## SET PROBLEM A
For each of the statements (i), (ii) and (iii) about the forum thread on the Jetta air conditioning repair below, state yes or no, and quote the words of the thread that decide it. (i) The poster has already opened the air conditioning system. (ii) The poster owns a vacuum pump and manifold gauges. (iii) The poster intends to remove and recycle the old coolant and oil personally.
* begin EXCERPT PROVIDED *
# Air Conditioning - Replacing compressor/condenser/etc. Any advice for inline filter?



## mapguy64 (Oct 25, 2007)

Hey everyone.
I'm a frequent reader, but seldom post. I have a very mild dilemma I'm hoping the vortex expertise can help with. There is no HVAC forum, so I'm trying this one.
My compressor just went out on my '98 Jetta Wolfsburg (2.0 ABA, 5 spd). I'm replacing the condenser, acc/drier, expansion valve, and compressor. I've done some AC work in the past, so the system will be THOROUGHLY flushed before assembly. I've got a vacuum pump, manifold gauges, etc. etc.
My question is if there is somewhere to buy an inline filter for the liquid line? This is standard procedure on a lot of cars after a compressor failure to filter out any goo or metal that I miss on the system flush. This can cause a premature failure of the new compressor. 
I have seen some "universal" filters online for 1/2" or 3/8" lines, but I can't find info on what size the Jetta has. I haven't cracked open the system yet, as I'll take it to a shop to have the old coolant/oil taken out and recycled. Once that's done I can find out by just checking the lines. Problem is these filters are kind of hard to find and I'd have to order online. I'd like to get one ASAP so it won't push off my project.
Anyone know if these universal filters will fit on a Mk III system? If not, anyone got any experience installing one, and if so, a link or part number?
Many thanks!
Mapguy


----------
* end EXCERPT PROVIDED *
* begin MATERIAL *
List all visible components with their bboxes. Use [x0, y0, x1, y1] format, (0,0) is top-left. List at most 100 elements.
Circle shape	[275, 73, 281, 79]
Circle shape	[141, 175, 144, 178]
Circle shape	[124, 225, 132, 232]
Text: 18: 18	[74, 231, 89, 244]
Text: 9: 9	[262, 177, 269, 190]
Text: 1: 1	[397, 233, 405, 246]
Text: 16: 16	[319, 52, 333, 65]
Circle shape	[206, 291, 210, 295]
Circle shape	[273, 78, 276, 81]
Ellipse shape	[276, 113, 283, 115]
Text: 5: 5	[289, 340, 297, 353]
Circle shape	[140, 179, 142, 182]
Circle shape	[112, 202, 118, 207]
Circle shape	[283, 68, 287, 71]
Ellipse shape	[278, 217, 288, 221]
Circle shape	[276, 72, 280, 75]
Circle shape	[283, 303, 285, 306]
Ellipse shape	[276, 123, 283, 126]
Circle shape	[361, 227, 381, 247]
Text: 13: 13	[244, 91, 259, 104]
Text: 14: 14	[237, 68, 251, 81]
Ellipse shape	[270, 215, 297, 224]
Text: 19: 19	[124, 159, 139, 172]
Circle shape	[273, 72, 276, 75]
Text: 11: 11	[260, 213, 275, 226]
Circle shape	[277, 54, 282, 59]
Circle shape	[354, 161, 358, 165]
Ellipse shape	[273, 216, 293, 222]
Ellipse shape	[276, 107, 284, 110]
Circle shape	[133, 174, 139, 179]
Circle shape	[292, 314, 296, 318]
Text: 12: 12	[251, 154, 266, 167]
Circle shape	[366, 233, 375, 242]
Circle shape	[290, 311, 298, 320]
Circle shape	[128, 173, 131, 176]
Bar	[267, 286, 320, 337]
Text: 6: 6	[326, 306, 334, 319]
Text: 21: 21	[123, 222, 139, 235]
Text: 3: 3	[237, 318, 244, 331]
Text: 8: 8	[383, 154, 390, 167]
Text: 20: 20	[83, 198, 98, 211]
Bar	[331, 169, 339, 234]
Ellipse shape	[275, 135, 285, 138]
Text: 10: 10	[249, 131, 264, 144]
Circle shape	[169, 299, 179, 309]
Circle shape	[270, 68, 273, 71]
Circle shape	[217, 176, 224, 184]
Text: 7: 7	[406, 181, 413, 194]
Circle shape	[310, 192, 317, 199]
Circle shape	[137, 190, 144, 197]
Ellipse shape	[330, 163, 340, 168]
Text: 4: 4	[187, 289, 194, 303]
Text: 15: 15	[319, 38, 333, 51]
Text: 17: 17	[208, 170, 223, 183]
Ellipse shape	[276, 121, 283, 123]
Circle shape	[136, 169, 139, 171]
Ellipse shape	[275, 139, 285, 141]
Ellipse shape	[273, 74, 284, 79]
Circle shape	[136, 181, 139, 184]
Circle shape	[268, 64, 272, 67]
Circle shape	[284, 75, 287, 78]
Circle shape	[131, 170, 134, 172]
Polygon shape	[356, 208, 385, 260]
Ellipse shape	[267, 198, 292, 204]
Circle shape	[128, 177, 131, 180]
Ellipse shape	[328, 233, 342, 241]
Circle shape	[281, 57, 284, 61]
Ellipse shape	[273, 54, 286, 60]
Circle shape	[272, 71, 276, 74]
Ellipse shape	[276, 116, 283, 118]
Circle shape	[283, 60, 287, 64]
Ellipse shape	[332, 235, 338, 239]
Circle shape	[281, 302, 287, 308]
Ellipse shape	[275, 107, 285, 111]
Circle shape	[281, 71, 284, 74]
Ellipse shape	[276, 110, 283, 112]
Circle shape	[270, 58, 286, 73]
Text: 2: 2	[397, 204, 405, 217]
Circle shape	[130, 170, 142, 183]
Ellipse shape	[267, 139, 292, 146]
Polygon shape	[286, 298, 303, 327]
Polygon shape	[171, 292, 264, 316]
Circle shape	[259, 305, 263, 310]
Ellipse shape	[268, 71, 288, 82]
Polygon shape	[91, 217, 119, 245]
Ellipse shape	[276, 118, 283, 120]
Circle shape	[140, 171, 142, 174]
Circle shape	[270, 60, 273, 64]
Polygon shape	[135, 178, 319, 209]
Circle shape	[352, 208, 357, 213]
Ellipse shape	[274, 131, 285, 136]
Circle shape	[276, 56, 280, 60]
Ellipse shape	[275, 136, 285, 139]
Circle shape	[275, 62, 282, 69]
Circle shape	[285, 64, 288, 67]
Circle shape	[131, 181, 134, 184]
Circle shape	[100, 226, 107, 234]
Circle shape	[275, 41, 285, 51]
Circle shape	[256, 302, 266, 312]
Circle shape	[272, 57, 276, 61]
* end MATERIAL *
## SET PROBLEM B
Lay out, as a JSON list of strings with one string for each line, the listing from its first line up to and including the line with "231, 89, 244]", omitting blank lines.

## COMPLETE OUTPUT A
(i) No: "I haven't cracked open the system yet"
(ii) Yes: "I've got a vacuum pump, manifold gauges, etc. etc."
(iii) No: "I'll take it to a shop to have the old coolant/oil taken out and recycled."

## COMPLETE OUTPUT B
[
  "List all visible components with their bboxes. Use [x0, y0, x1, y1] format, (0,0) is top-left. List at most 100 elements.",
  "Circle shape\t[275, 73, 281, 79]",
  "Circle shape\t[141, 175, 144, 178]",
  "Circle shape\t[124, 225, 132, 232]",
  "Text: 18: 18\t[74, 231, 89, 244]"
]